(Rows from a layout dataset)
====================
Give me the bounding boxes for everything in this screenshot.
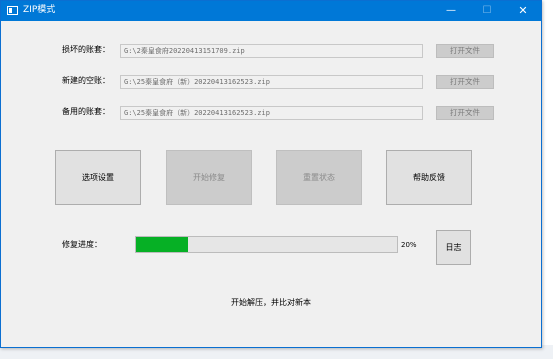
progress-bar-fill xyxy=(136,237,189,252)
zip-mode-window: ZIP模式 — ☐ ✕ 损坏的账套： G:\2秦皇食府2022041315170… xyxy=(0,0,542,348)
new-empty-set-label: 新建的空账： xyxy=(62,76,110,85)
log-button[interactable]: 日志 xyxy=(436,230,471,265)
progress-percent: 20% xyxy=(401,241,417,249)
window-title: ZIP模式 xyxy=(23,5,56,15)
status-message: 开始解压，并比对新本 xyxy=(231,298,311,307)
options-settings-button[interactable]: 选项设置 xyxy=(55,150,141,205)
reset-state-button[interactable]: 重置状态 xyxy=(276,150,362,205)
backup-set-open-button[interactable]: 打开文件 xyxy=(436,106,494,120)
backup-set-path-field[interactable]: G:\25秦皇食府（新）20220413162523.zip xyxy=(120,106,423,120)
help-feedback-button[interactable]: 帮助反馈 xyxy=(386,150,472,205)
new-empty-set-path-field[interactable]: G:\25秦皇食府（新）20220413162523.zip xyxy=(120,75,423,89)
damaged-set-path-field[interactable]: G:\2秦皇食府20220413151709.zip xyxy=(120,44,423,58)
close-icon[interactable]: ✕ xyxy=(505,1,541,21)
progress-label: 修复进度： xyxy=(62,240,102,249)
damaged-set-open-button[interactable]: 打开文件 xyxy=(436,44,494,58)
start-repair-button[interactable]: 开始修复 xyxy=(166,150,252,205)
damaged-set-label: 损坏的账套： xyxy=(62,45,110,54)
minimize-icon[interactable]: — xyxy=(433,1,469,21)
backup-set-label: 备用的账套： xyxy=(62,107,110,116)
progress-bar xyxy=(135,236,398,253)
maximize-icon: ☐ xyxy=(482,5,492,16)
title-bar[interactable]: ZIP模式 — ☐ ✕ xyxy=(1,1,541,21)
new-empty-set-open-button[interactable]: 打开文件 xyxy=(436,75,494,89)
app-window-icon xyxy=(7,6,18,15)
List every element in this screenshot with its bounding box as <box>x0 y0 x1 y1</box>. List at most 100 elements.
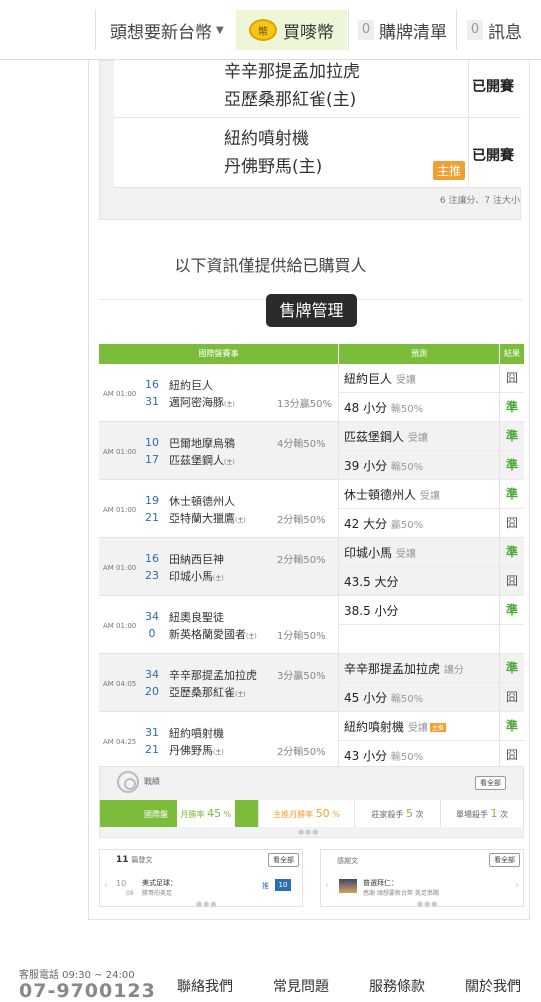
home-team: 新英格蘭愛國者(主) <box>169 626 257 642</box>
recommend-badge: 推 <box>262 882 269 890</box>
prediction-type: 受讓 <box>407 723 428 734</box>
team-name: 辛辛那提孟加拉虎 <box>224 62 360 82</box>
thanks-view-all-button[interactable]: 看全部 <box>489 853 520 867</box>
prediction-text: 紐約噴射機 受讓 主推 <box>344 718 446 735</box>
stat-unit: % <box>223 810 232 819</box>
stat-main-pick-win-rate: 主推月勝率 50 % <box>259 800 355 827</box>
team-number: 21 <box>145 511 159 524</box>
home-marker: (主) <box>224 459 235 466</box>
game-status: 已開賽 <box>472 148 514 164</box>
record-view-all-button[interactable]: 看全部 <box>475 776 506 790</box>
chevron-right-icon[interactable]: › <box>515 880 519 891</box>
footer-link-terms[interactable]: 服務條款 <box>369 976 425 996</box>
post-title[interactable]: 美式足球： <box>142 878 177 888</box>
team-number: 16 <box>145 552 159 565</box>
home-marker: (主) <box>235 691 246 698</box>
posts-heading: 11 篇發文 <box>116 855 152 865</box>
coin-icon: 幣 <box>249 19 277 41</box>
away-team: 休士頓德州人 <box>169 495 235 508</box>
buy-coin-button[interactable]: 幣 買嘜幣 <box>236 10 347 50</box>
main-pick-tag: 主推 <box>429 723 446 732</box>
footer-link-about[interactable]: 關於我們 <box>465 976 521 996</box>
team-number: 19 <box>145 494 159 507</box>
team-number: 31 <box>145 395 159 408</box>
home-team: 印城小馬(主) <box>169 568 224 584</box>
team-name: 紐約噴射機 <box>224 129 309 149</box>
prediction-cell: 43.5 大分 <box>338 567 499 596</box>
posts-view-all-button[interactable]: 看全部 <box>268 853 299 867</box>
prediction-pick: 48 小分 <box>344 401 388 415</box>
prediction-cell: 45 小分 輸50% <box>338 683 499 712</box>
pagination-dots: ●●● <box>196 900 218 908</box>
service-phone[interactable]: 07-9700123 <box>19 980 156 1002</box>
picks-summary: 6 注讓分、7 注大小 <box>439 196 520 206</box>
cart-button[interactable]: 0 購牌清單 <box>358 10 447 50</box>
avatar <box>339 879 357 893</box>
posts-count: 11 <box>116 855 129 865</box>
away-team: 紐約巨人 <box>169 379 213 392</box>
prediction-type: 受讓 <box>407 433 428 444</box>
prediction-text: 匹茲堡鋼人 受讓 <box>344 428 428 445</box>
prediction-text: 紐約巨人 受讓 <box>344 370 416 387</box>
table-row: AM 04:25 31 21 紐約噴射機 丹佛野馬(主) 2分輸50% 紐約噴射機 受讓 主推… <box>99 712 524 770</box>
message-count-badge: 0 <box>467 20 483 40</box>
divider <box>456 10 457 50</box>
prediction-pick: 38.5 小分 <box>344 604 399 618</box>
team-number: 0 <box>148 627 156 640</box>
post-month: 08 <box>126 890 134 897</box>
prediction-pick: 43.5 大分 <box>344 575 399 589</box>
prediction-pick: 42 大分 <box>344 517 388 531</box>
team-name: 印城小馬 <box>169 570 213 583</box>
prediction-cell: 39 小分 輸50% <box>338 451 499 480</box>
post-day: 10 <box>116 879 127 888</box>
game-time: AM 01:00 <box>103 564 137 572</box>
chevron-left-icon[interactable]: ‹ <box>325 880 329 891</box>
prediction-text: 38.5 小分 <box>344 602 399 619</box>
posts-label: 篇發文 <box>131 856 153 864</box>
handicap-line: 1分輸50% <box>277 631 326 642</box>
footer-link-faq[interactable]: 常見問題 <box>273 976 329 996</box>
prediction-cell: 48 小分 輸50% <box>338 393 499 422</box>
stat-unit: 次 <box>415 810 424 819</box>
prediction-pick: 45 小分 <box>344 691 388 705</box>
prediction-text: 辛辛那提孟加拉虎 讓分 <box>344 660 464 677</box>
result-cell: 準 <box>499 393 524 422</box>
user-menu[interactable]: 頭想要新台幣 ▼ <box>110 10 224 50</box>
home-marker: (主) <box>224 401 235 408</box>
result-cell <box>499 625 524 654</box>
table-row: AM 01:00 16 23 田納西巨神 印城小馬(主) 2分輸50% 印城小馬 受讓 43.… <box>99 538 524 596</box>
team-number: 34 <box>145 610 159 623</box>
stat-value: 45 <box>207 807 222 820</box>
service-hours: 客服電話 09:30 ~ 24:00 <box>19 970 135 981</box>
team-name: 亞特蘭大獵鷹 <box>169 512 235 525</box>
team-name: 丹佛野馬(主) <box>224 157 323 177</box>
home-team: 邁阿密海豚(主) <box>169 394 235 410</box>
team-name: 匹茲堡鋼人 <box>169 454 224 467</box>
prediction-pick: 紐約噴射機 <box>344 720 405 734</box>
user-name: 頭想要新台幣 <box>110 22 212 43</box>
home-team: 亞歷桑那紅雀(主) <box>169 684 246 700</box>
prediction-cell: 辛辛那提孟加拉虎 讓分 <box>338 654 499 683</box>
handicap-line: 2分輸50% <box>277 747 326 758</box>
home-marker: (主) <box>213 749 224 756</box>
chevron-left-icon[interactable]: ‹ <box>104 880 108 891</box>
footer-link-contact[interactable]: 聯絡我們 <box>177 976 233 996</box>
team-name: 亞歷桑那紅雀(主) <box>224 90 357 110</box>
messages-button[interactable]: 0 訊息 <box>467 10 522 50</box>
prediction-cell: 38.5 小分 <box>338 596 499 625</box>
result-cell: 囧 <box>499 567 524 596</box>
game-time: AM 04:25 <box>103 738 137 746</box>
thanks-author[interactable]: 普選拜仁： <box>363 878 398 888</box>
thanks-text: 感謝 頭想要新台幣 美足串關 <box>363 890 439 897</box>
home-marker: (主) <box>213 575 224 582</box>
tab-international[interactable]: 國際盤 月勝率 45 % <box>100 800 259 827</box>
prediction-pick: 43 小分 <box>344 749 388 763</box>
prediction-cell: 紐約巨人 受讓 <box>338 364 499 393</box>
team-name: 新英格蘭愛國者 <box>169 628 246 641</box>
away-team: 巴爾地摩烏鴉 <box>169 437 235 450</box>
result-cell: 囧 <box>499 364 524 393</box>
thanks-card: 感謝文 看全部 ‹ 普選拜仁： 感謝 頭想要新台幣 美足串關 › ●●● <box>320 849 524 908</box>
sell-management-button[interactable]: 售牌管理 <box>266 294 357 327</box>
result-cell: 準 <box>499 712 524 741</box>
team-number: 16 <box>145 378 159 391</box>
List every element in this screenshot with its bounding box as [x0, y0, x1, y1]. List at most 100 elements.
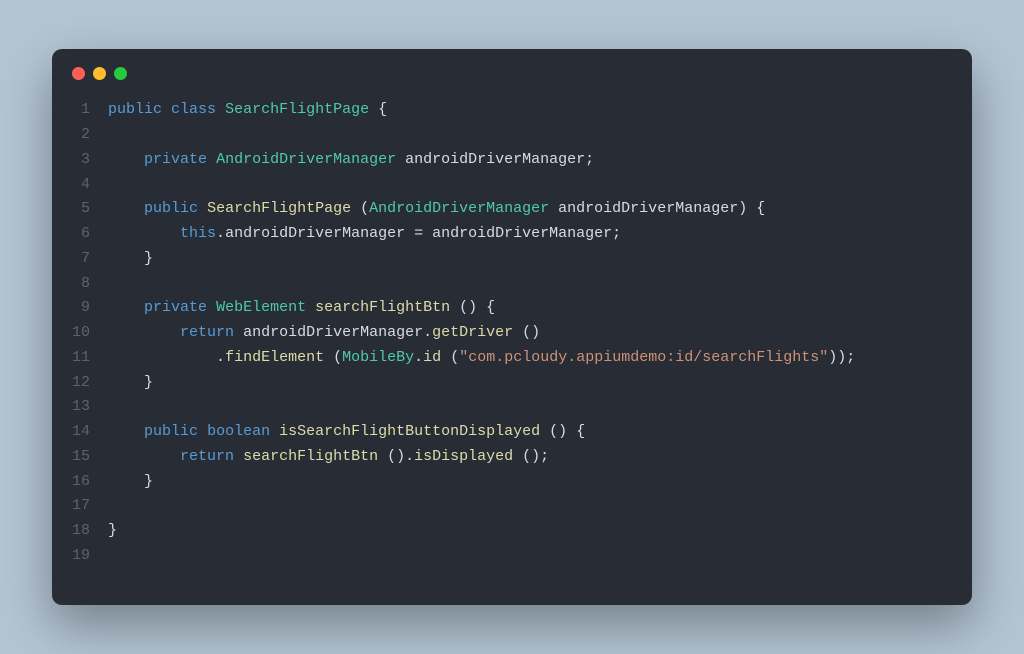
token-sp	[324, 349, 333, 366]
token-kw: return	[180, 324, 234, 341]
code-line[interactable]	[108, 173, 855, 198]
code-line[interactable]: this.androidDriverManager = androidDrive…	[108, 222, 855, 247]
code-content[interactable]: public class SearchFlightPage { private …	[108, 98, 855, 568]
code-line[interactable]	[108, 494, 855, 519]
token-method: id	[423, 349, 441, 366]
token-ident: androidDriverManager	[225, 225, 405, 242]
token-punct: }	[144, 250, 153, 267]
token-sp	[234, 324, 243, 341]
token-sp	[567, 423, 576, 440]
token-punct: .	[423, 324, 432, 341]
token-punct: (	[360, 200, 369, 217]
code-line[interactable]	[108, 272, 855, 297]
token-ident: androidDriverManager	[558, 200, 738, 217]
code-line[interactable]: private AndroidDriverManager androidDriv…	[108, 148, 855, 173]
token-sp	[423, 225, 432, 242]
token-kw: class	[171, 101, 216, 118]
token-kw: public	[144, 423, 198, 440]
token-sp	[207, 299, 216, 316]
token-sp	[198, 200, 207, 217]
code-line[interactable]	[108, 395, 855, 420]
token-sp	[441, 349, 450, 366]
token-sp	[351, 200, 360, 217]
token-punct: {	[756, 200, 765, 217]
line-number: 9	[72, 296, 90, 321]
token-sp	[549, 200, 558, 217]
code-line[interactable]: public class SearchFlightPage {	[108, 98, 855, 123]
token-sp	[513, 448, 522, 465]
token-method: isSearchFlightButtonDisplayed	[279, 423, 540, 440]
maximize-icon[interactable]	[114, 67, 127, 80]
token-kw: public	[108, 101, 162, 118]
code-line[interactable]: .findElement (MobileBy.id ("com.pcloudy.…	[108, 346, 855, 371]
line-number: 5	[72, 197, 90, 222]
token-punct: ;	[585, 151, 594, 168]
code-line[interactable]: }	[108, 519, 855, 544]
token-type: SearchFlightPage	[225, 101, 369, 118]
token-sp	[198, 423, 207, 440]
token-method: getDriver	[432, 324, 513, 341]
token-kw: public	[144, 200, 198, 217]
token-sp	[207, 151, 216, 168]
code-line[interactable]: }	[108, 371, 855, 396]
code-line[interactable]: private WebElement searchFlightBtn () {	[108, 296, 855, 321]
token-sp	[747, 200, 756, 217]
====================
Copy out the items again, beginning at the line containing "progress-bar-fill xyxy=(136,237,189,252)" and continuing through the line containing "window-title: ZIP模式 xyxy=(23,5,56,15)".

▶ [TASK ANSWER]:
progress-bar-fill xyxy=(136,237,189,252)
zip-mode-window: ZIP模式 — ☐ ✕ 损坏的账套： G:\2秦皇食府2022041315170… xyxy=(0,0,542,348)
new-empty-set-label: 新建的空账： xyxy=(62,76,110,85)
log-button[interactable]: 日志 xyxy=(436,230,471,265)
progress-percent: 20% xyxy=(401,241,417,249)
window-title: ZIP模式 xyxy=(23,5,56,15)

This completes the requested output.